▸ WHAT TO WORK ON: Identify each line holding the string "size" and copy it.

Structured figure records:
================

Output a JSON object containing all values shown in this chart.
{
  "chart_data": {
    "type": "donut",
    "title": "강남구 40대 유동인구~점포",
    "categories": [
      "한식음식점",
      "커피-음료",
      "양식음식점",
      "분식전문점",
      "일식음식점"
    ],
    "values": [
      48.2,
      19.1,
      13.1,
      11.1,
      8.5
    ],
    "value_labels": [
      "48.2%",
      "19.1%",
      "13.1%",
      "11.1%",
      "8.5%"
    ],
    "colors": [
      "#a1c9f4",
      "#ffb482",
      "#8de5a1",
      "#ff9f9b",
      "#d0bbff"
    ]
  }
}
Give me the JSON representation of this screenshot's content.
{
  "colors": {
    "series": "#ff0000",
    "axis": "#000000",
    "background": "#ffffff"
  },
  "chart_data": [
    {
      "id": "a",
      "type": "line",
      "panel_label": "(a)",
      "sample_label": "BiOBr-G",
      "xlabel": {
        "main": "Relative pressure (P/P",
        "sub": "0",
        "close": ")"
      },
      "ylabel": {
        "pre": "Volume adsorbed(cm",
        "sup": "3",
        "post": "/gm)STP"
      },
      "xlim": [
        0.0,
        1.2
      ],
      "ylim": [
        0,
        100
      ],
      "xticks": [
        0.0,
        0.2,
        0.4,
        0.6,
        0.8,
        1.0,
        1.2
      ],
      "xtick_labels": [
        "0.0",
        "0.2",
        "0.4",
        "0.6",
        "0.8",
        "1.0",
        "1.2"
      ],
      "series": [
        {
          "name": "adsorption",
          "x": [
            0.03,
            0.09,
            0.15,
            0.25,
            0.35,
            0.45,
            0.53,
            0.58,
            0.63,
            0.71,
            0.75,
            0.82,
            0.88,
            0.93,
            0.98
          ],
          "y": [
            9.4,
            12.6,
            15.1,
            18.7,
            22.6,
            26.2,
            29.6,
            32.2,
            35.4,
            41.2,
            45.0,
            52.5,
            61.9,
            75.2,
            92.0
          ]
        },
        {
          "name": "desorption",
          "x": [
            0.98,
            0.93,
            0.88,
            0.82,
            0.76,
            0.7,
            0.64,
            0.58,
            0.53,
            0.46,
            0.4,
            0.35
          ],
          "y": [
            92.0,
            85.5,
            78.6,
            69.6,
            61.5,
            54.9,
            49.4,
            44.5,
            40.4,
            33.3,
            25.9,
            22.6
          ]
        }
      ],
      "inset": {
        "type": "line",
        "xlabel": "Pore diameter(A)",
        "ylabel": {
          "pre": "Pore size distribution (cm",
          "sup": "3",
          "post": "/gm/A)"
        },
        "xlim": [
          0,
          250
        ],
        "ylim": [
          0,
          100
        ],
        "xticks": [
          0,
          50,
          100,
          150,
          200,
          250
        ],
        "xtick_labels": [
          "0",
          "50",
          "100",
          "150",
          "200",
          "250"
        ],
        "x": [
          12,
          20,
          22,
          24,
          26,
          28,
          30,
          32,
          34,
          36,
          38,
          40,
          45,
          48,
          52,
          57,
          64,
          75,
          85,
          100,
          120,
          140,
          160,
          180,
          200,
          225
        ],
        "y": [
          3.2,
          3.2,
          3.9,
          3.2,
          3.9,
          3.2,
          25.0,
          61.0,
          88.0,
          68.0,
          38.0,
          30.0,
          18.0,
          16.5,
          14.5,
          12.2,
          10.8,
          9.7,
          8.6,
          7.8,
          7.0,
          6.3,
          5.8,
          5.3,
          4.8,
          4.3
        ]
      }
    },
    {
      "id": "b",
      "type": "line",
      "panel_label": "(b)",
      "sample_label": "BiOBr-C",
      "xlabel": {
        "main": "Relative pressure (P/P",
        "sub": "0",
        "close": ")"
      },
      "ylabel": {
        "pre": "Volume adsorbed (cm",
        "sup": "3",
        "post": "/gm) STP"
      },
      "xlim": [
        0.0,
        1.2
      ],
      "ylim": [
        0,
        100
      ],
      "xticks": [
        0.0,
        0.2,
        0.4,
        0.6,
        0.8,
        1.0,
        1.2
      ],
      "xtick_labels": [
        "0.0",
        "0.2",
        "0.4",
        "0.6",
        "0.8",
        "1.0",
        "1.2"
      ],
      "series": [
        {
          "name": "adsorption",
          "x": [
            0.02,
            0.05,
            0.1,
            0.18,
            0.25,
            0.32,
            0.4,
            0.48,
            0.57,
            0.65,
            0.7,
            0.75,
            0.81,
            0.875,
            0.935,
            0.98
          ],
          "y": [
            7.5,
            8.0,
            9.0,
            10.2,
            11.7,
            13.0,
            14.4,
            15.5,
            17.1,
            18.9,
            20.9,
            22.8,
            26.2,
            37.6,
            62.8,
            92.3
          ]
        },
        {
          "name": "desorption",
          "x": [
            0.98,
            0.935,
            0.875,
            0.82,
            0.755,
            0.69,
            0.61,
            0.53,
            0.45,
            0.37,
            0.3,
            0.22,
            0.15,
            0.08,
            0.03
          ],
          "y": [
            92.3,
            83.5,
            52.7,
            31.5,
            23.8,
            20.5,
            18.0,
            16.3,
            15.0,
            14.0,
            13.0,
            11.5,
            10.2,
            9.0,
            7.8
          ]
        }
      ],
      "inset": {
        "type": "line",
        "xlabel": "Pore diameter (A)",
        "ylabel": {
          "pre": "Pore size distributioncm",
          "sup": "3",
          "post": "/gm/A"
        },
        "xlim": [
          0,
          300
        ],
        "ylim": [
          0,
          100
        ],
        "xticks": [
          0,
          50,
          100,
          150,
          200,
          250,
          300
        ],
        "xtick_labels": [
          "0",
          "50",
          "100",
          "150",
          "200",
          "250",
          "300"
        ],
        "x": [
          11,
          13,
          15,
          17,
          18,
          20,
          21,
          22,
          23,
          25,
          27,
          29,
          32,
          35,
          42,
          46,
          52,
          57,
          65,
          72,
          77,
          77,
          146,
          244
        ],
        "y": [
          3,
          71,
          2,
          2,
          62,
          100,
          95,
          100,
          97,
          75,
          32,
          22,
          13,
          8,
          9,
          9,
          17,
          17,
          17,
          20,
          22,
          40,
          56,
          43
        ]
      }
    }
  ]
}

================

▸ SOLUTION TO THE PROBLEM:
          "pre": "Pore size distribution (cm",
          "pre": "Pore size distributioncm",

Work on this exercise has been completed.